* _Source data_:
▼

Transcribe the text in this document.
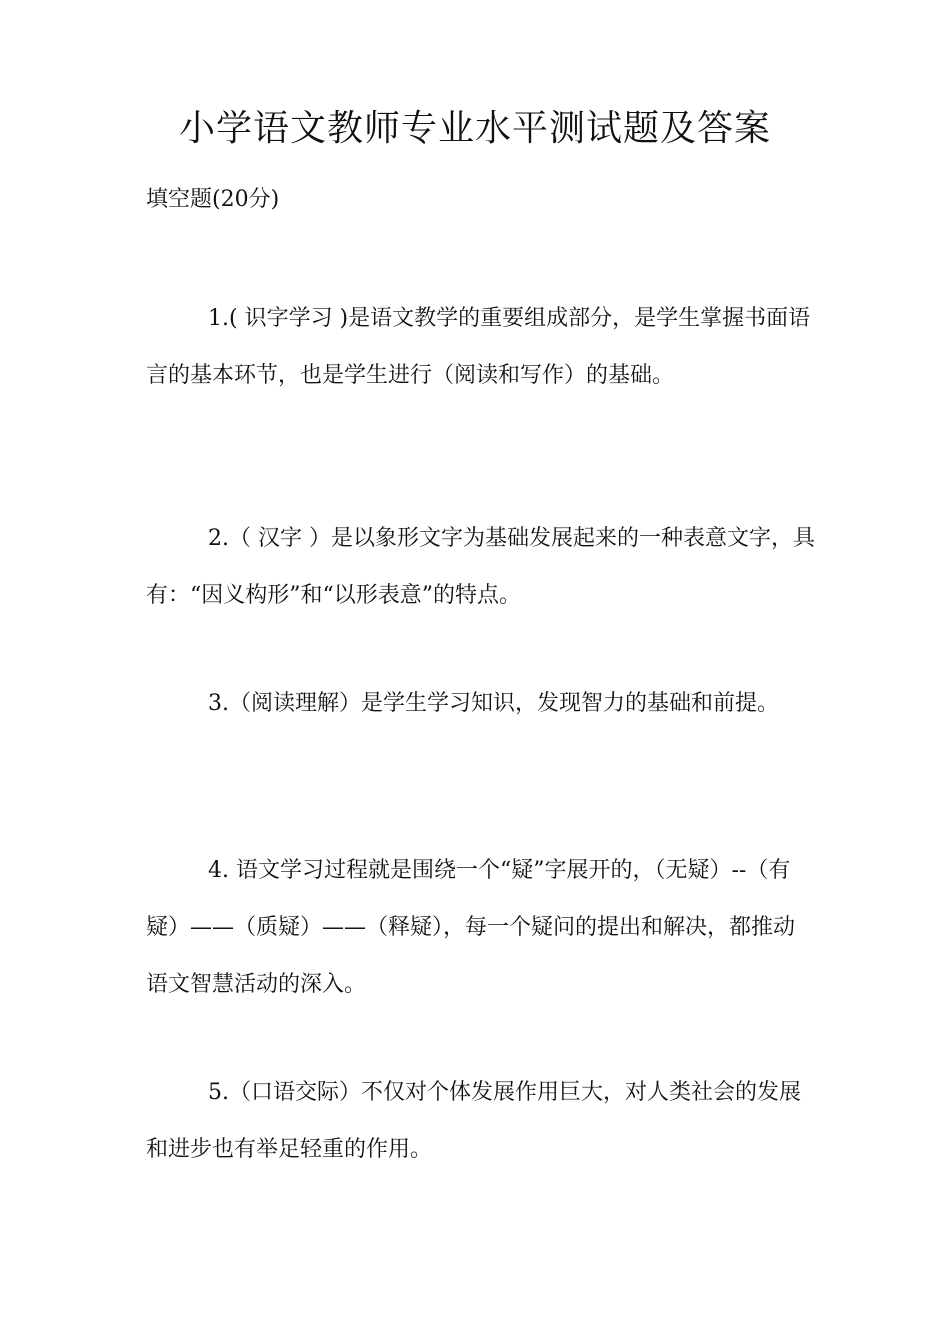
小学语文教师专业水平测试题及答案
填空题(20分)

1.( 识字学习 )是语文教学的重要组成部分，是学生掌握书面语言的基本环节，也是学生进行（阅读和写作）的基础。

2.（ 汉字 ）是以象形文字为基础发展起来的一种表意文字，具有：“因义构形”和“以形表意”的特点。

3.（阅读理解）是学生学习知识，发现智力的基础和前提。

4. 语文学习过程就是围绕一个“疑”字展开的，（无疑）--（有疑）——（质疑）——（释疑），每一个疑问的提出和解决，都推动语文智慧活动的深入。

5.（口语交际）不仅对个体发展作用巨大，对人类社会的发展和进步也有举足轻重的作用。
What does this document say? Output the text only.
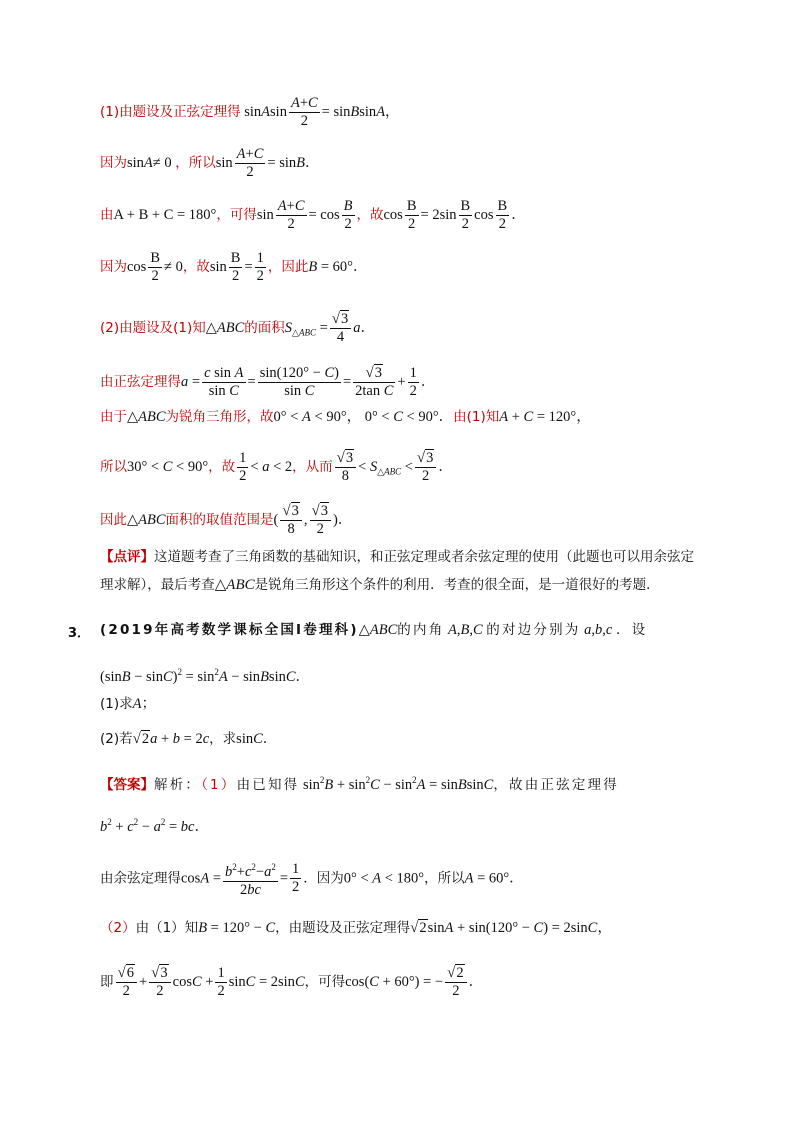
(1)由题设及正弦定理得 sinAsin $\frac{A+C}{2}$ = sinBsinA，
因为sinA≠ 0 ，所以$\sin \frac{A+C}{2} = \sin B$．
由A + B + C = 180°，可得$\sin \frac{A+C}{2} = \cos \frac{B}{2}$ ，故$\cos \frac{B}{2} = 2\sin \frac{B}{2}$ $\cos \frac{B}{2}$ ．
因为$\cos \frac{B}{2} \ne 0$，故$\sin \frac{B}{2} = \frac{1}{2}$ ，因此B = 60°．
(2)由题设及(1)知△ABC的面积$S_{\triangle ABC} = \frac{√3}{4}$ a．
由正弦定理得$a = \frac{\text{c sin A}}{\text{sin C}} = \frac{\sin(120^\circ - C)}{\text{sin C}} = \frac{√3}{\text{2tan C}} + \frac{1}{2}$ ．
由于△ABC为锐角三角形，故0° < A < 90°， 0° < C < 90°．由(1)知A + C = 120°，
所以30° < C < 90°，故 $\frac{1}{2} < a < 2$，从而 $\frac{√3}{8} < S_{\triangle ABC} < \frac{√3}{2}$ ．
因此△ABC面积的取值范围是( $\frac{√3}{8}$ , $\frac{√3}{2}$ )．
【点评】这道题考查了三角函数的基础知识，和正弦定理或者余弦定理的使用（此题也可以用余弦定理求解），最后考查△ABC是锐角三角形这个条件的利用．考查的很全面，是一道很好的考题．
3． (2019年高考数学课标全国Ⅰ卷理科)△ABC的内角 A,B,C 的对边分别为 a,b,c ．设
$(\sin B - \sin C)^2 = \sin^2A$ − sinBsinC．
(1)求A；
(2)若√2a + b = 2c，求sinC．
【答案】解析：（1）由已知得 $\sin^2B + \sin^2C - \sin^2A$ = sinBsinC，故由正弦定理得
$b^2 + c^2 - a^2$ = bc．
由余弦定理得$\cos A = \frac{b^2+c^2-a^2}{2bc} = \frac{1}{2}$ ．因为0° < A < 180°，所以A = 60°．
（2）由（1）知B = 120° − C，由题设及正弦定理得√2sinA + sin(120° − C) = 2sinC，
即 $\frac{√6}{2} + \frac{√3}{2}$ $\cos C + \frac{1}{2}$ sinC = 2sinC，可得cos(C + 60°) = − $\frac{√2}{2}$ ．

▲

* _WRITTEN PROBLEM_: Check each line of the material above for "triangle" and say how many lines contain it, giving the number alone.

* _EXPECTED OUTPUT_: 2